TASK OBJECTIVE
Omit every image, and transcribe the remaining entries exactly as given.

DATA EXTRACT
____

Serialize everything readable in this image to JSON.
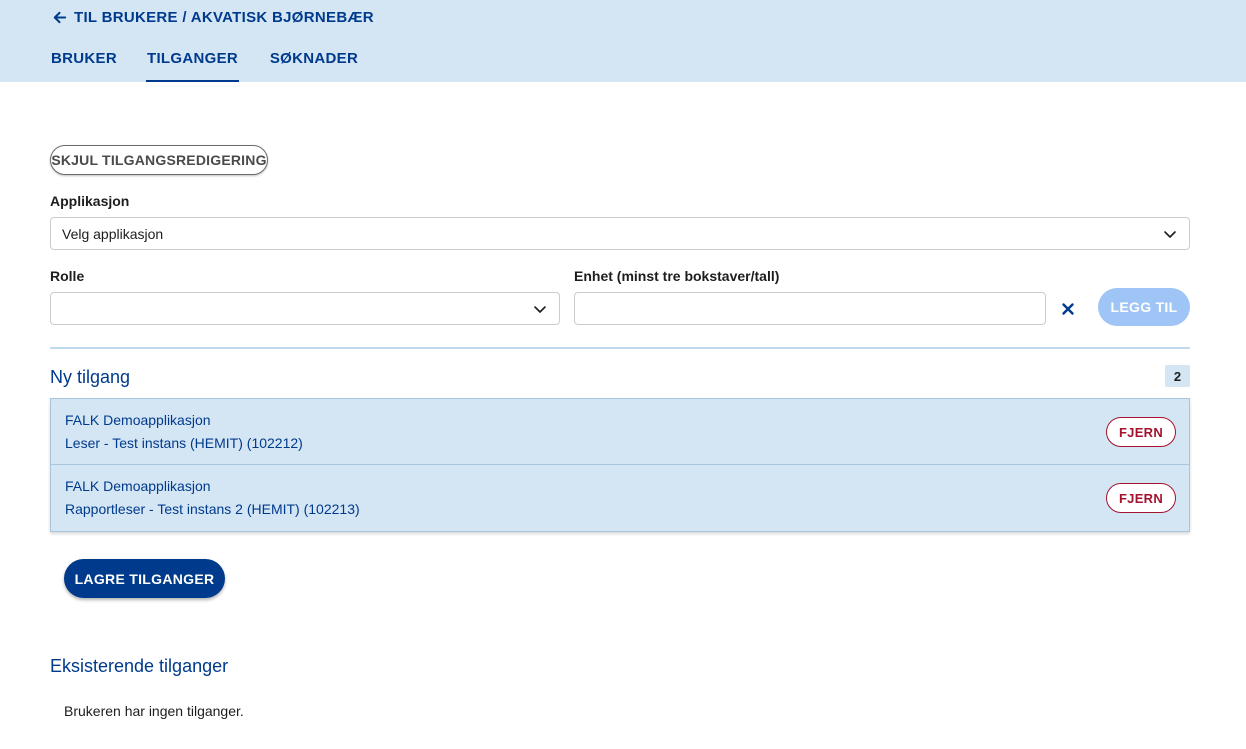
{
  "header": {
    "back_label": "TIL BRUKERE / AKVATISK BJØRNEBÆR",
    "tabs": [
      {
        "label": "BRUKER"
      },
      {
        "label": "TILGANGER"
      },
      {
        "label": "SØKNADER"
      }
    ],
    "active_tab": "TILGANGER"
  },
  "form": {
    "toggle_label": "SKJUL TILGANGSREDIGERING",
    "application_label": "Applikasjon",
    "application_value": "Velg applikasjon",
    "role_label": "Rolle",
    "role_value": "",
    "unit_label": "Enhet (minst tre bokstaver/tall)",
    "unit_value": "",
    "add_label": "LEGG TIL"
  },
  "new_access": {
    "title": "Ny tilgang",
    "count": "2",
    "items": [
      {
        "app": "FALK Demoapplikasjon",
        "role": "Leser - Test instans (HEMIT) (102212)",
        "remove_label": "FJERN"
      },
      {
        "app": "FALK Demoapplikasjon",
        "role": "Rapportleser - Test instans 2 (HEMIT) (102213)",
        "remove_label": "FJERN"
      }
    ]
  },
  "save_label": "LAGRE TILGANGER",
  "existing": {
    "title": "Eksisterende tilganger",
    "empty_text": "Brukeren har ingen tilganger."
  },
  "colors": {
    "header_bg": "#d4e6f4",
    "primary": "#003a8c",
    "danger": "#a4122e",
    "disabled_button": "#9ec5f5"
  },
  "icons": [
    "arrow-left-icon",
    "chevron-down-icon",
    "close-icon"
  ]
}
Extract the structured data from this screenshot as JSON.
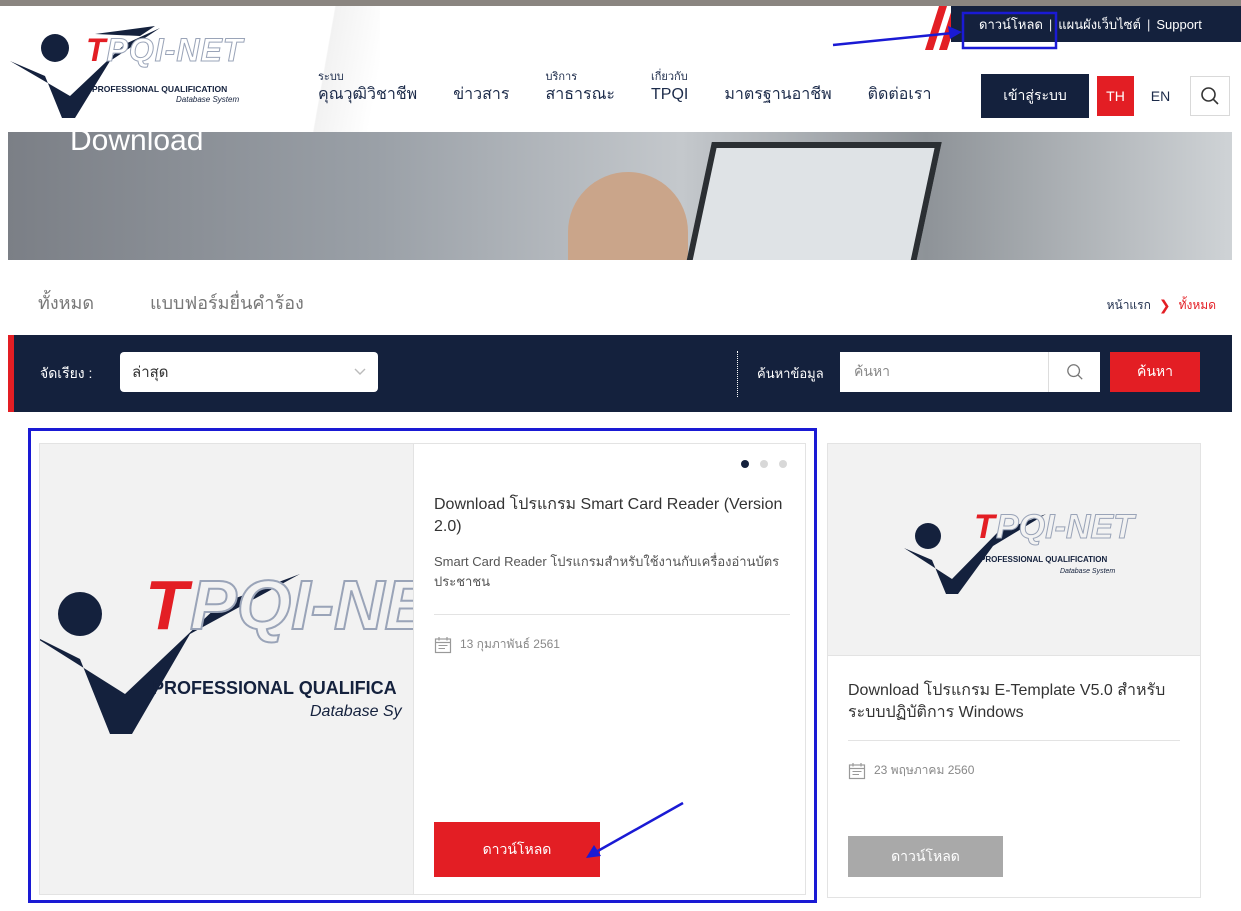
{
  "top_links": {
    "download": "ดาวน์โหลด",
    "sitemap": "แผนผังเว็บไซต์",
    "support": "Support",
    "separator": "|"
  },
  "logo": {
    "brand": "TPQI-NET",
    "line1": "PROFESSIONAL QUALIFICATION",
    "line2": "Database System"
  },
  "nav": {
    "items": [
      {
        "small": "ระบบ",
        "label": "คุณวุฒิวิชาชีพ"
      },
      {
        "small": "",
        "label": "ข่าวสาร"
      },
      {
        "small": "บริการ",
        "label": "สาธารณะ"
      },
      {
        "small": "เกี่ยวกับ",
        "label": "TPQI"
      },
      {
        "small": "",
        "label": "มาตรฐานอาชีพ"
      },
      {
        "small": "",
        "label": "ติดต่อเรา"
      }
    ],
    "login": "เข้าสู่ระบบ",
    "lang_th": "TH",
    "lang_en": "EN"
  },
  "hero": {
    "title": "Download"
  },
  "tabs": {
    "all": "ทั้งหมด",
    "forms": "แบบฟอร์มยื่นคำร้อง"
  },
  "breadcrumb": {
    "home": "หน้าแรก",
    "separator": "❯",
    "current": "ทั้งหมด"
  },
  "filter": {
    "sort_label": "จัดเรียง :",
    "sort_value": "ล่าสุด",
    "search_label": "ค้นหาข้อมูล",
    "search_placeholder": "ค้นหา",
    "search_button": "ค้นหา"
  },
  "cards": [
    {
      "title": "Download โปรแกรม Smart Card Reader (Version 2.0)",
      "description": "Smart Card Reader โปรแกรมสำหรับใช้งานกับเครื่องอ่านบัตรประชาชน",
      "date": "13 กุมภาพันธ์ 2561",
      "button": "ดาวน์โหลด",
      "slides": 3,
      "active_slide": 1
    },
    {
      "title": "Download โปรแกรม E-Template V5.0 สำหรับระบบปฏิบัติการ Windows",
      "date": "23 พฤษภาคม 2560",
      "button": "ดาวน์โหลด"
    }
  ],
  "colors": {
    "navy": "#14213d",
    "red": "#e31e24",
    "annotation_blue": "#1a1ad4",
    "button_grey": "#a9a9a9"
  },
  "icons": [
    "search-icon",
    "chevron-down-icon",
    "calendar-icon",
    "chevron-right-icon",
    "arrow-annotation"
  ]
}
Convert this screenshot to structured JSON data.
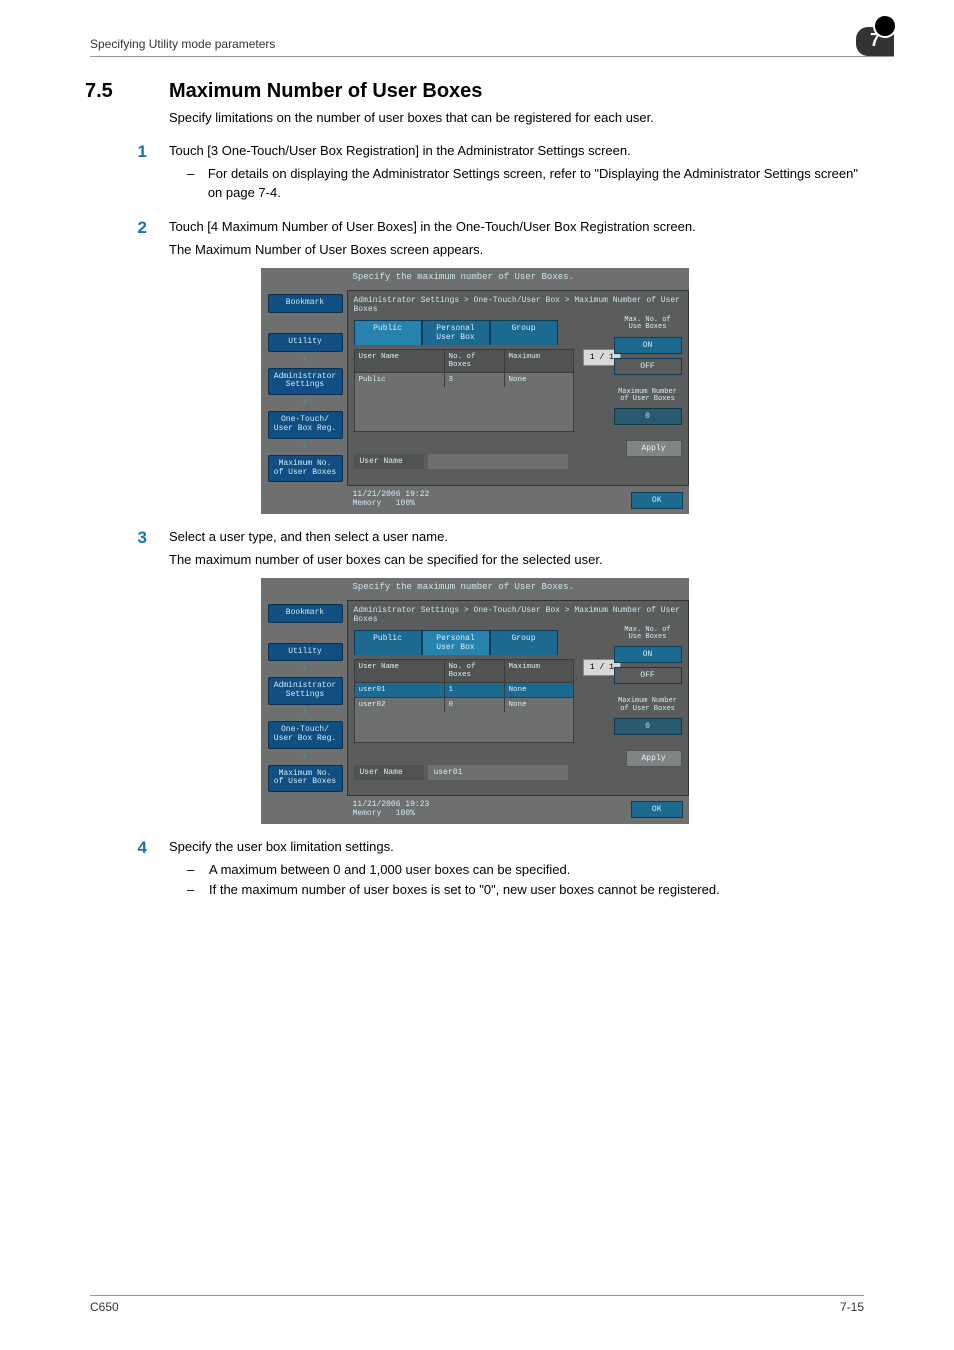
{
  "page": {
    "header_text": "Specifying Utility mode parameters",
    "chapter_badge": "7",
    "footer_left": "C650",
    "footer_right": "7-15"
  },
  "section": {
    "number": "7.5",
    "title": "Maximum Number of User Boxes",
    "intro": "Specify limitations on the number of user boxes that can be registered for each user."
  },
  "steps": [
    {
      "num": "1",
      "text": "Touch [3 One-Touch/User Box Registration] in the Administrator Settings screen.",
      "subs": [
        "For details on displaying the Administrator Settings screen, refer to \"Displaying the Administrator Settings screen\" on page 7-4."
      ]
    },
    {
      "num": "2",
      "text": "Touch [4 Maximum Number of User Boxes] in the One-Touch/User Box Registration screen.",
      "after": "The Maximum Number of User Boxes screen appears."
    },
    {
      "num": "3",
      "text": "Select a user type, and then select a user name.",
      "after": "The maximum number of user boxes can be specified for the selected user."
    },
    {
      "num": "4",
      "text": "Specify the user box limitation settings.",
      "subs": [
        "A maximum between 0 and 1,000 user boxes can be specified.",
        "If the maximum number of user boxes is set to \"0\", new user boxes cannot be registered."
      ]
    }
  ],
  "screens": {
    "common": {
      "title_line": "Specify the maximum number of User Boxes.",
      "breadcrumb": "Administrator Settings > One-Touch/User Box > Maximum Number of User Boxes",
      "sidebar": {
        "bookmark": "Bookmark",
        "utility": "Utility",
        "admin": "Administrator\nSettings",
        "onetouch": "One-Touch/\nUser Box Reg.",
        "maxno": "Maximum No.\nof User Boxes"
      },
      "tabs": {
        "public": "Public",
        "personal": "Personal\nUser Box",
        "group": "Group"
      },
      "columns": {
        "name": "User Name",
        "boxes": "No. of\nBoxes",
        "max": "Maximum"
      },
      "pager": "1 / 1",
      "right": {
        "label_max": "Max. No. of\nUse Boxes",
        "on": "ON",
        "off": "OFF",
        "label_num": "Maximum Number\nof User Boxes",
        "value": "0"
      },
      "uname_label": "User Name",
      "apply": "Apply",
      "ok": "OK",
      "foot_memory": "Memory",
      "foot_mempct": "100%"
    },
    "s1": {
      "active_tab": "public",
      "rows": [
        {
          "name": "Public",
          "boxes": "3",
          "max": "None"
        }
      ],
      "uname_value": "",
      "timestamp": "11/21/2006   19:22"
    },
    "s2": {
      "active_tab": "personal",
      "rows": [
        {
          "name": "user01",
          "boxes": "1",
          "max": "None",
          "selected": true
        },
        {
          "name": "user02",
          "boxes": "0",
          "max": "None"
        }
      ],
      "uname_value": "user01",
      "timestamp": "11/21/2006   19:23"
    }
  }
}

____

ANSWER
Serialize everything readable in this image to JSON.
{
  "header": {
    "back_label": "TIL BRUKERE / AKVATISK BJØRNEBÆR",
    "tabs": [
      {
        "label": "BRUKER"
      },
      {
        "label": "TILGANGER"
      },
      {
        "label": "SØKNADER"
      }
    ],
    "active_tab": "TILGANGER"
  },
  "form": {
    "toggle_label": "SKJUL TILGANGSREDIGERING",
    "application_label": "Applikasjon",
    "application_value": "Velg applikasjon",
    "role_label": "Rolle",
    "role_value": "",
    "unit_label": "Enhet (minst tre bokstaver/tall)",
    "unit_value": "",
    "add_label": "LEGG TIL"
  },
  "new_access": {
    "title": "Ny tilgang",
    "count": "2",
    "items": [
      {
        "app": "FALK Demoapplikasjon",
        "role": "Leser - Test instans (HEMIT) (102212)",
        "remove_label": "FJERN"
      },
      {
        "app": "FALK Demoapplikasjon",
        "role": "Rapportleser - Test instans 2 (HEMIT) (102213)",
        "remove_label": "FJERN"
      }
    ]
  },
  "save_label": "LAGRE TILGANGER",
  "existing": {
    "title": "Eksisterende tilganger",
    "empty_text": "Brukeren har ingen tilganger."
  },
  "colors": {
    "header_bg": "#d4e6f4",
    "primary": "#003a8c",
    "danger": "#a4122e",
    "disabled_button": "#9ec5f5"
  },
  "icons": [
    "arrow-left-icon",
    "chevron-down-icon",
    "close-icon"
  ]
}
Extract the structured data from this screenshot as JSON.
{
  "top_links": {
    "download": "ดาวน์โหลด",
    "sitemap": "แผนผังเว็บไซต์",
    "support": "Support",
    "separator": "|"
  },
  "logo": {
    "brand": "TPQI-NET",
    "line1": "PROFESSIONAL QUALIFICATION",
    "line2": "Database System"
  },
  "nav": {
    "items": [
      {
        "small": "ระบบ",
        "label": "คุณวุฒิวิชาชีพ"
      },
      {
        "small": "",
        "label": "ข่าวสาร"
      },
      {
        "small": "บริการ",
        "label": "สาธารณะ"
      },
      {
        "small": "เกี่ยวกับ",
        "label": "TPQI"
      },
      {
        "small": "",
        "label": "มาตรฐานอาชีพ"
      },
      {
        "small": "",
        "label": "ติดต่อเรา"
      }
    ],
    "login": "เข้าสู่ระบบ",
    "lang_th": "TH",
    "lang_en": "EN"
  },
  "hero": {
    "title": "Download"
  },
  "tabs": {
    "all": "ทั้งหมด",
    "forms": "แบบฟอร์มยื่นคำร้อง"
  },
  "breadcrumb": {
    "home": "หน้าแรก",
    "separator": "❯",
    "current": "ทั้งหมด"
  },
  "filter": {
    "sort_label": "จัดเรียง :",
    "sort_value": "ล่าสุด",
    "search_label": "ค้นหาข้อมูล",
    "search_placeholder": "ค้นหา",
    "search_button": "ค้นหา"
  },
  "cards": [
    {
      "title": "Download โปรแกรม Smart Card Reader (Version 2.0)",
      "description": "Smart Card Reader โปรแกรมสำหรับใช้งานกับเครื่องอ่านบัตรประชาชน",
      "date": "13 กุมภาพันธ์ 2561",
      "button": "ดาวน์โหลด",
      "slides": 3,
      "active_slide": 1
    },
    {
      "title": "Download โปรแกรม E-Template V5.0 สำหรับระบบปฏิบัติการ Windows",
      "date": "23 พฤษภาคม 2560",
      "button": "ดาวน์โหลด"
    }
  ],
  "colors": {
    "navy": "#14213d",
    "red": "#e31e24",
    "annotation_blue": "#1a1ad4",
    "button_grey": "#a9a9a9"
  },
  "icons": [
    "search-icon",
    "chevron-down-icon",
    "calendar-icon",
    "chevron-right-icon",
    "arrow-annotation"
  ]
}
Convert this screenshot to structured JSON data.
{
  "page": {
    "header_text": "Specifying Utility mode parameters",
    "chapter_badge": "7",
    "footer_left": "C650",
    "footer_right": "7-15"
  },
  "section": {
    "number": "7.5",
    "title": "Maximum Number of User Boxes",
    "intro": "Specify limitations on the number of user boxes that can be registered for each user."
  },
  "steps": [
    {
      "num": "1",
      "text": "Touch [3 One-Touch/User Box Registration] in the Administrator Settings screen.",
      "subs": [
        "For details on displaying the Administrator Settings screen, refer to \"Displaying the Administrator Settings screen\" on page 7-4."
      ]
    },
    {
      "num": "2",
      "text": "Touch [4 Maximum Number of User Boxes] in the One-Touch/User Box Registration screen.",
      "after": "The Maximum Number of User Boxes screen appears."
    },
    {
      "num": "3",
      "text": "Select a user type, and then select a user name.",
      "after": "The maximum number of user boxes can be specified for the selected user."
    },
    {
      "num": "4",
      "text": "Specify the user box limitation settings.",
      "subs": [
        "A maximum between 0 and 1,000 user boxes can be specified.",
        "If the maximum number of user boxes is set to \"0\", new user boxes cannot be registered."
      ]
    }
  ],
  "screens": {
    "common": {
      "title_line": "Specify the maximum number of User Boxes.",
      "breadcrumb": "Administrator Settings > One-Touch/User Box > Maximum Number of User Boxes",
      "sidebar": {
        "bookmark": "Bookmark",
        "utility": "Utility",
        "admin": "Administrator\nSettings",
        "onetouch": "One-Touch/\nUser Box Reg.",
        "maxno": "Maximum No.\nof User Boxes"
      },
      "tabs": {
        "public": "Public",
        "personal": "Personal\nUser Box",
        "group": "Group"
      },
      "columns": {
        "name": "User Name",
        "boxes": "No. of\nBoxes",
        "max": "Maximum"
      },
      "pager": "1 / 1",
      "right": {
        "label_max": "Max. No. of\nUse Boxes",
        "on": "ON",
        "off": "OFF",
        "label_num": "Maximum Number\nof User Boxes",
        "value": "0"
      },
      "uname_label": "User Name",
      "apply": "Apply",
      "ok": "OK",
      "foot_memory": "Memory",
      "foot_mempct": "100%"
    },
    "s1": {
      "active_tab": "public",
      "rows": [
        {
          "name": "Public",
          "boxes": "3",
          "max": "None"
        }
      ],
      "uname_value": "",
      "timestamp": "11/21/2006   19:22"
    },
    "s2": {
      "active_tab": "personal",
      "rows": [
        {
          "name": "user01",
          "boxes": "1",
          "max": "None",
          "selected": true
        },
        {
          "name": "user02",
          "boxes": "0",
          "max": "None"
        }
      ],
      "uname_value": "user01",
      "timestamp": "11/21/2006   19:23"
    }
  }
}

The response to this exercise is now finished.